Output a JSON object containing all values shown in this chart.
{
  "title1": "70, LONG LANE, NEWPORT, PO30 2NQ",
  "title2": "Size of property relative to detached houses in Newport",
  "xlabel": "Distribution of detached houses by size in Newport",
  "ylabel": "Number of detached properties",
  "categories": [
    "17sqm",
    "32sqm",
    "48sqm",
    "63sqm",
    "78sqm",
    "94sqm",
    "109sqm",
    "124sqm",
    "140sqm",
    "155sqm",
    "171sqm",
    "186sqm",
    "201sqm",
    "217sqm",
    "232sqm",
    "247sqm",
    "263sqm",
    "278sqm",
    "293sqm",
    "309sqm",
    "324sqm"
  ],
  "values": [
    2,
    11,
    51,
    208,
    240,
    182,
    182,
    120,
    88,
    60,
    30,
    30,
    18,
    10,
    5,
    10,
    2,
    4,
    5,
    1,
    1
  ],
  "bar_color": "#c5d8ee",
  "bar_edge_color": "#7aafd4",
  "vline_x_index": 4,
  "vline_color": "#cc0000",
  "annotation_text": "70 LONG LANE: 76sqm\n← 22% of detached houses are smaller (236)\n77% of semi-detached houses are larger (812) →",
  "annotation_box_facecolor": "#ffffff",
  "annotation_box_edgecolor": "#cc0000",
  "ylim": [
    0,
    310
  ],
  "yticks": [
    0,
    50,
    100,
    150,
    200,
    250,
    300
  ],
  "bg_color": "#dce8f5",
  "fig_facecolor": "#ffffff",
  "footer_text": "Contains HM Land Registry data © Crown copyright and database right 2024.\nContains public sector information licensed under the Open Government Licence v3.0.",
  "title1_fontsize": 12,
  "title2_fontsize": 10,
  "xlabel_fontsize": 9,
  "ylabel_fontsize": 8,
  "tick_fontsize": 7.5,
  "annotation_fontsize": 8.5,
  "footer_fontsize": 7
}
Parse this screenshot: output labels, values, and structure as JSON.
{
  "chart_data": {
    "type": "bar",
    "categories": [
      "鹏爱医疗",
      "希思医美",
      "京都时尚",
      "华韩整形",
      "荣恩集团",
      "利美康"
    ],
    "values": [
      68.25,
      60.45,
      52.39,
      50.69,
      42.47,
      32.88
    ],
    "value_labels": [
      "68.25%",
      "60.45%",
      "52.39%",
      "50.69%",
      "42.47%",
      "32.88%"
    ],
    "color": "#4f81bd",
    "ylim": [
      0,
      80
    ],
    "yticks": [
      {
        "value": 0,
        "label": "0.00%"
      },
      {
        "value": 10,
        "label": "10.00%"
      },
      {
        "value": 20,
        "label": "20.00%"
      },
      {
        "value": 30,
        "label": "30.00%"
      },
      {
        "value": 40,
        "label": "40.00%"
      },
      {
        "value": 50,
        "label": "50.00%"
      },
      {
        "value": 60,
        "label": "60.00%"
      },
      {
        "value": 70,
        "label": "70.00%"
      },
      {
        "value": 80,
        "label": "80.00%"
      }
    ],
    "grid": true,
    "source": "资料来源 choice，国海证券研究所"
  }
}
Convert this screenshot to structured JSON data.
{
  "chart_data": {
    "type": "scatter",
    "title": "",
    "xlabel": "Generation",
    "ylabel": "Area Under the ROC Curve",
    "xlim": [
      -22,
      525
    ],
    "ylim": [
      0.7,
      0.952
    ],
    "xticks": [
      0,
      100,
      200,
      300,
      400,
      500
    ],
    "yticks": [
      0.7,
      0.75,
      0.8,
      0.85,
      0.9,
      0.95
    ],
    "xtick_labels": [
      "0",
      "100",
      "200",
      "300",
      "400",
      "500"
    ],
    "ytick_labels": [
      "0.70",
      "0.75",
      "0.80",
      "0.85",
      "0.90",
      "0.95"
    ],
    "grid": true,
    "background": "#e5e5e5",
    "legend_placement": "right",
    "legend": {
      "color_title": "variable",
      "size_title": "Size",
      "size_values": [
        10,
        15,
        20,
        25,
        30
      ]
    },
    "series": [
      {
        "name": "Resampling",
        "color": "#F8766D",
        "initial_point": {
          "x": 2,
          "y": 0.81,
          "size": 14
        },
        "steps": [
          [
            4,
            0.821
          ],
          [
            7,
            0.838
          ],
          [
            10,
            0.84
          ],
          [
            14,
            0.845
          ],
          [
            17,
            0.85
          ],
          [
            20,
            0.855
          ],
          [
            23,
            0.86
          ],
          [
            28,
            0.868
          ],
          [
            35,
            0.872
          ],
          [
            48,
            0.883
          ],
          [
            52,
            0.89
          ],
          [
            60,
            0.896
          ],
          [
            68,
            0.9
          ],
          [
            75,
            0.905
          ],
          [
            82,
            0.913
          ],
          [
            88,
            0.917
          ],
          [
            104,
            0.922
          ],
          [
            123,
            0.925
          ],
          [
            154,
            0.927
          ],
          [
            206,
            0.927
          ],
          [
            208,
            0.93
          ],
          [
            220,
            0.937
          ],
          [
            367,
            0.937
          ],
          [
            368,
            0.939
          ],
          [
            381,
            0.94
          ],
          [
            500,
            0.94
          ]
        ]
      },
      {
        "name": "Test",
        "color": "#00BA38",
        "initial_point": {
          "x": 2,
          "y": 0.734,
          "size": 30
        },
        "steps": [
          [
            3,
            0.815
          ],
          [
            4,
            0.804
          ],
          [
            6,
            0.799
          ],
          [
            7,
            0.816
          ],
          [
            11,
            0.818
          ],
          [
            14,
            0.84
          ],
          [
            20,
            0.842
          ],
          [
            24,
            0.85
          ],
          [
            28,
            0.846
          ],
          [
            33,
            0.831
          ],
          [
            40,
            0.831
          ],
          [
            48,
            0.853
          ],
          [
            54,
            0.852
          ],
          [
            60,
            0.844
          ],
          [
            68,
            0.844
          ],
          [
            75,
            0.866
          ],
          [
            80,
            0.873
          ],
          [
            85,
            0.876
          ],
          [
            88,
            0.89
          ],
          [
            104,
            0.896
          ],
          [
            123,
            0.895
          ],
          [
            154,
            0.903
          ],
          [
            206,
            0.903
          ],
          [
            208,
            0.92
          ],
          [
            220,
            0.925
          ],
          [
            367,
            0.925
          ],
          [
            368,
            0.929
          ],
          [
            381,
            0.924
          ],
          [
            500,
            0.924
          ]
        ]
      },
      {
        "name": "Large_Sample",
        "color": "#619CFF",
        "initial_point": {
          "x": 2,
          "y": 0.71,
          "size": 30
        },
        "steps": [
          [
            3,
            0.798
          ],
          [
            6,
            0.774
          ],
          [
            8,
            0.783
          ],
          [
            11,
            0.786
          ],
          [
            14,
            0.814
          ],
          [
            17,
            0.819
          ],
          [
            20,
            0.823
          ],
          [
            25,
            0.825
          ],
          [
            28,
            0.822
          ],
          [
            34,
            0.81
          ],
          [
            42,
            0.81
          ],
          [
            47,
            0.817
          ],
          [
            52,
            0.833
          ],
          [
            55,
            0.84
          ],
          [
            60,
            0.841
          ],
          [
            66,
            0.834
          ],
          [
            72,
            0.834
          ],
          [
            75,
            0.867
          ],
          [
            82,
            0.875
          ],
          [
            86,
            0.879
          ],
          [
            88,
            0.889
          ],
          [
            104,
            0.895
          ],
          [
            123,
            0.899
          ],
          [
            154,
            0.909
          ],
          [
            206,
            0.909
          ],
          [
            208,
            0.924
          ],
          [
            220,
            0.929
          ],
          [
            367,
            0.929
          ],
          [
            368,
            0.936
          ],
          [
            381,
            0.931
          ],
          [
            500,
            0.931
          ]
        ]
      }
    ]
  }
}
--------------------------------------------------
◆ **Work to do**:
Figure out how many lines of the data above include "LONG", then give the number and nothing more.

◆ **Problem solution**:
2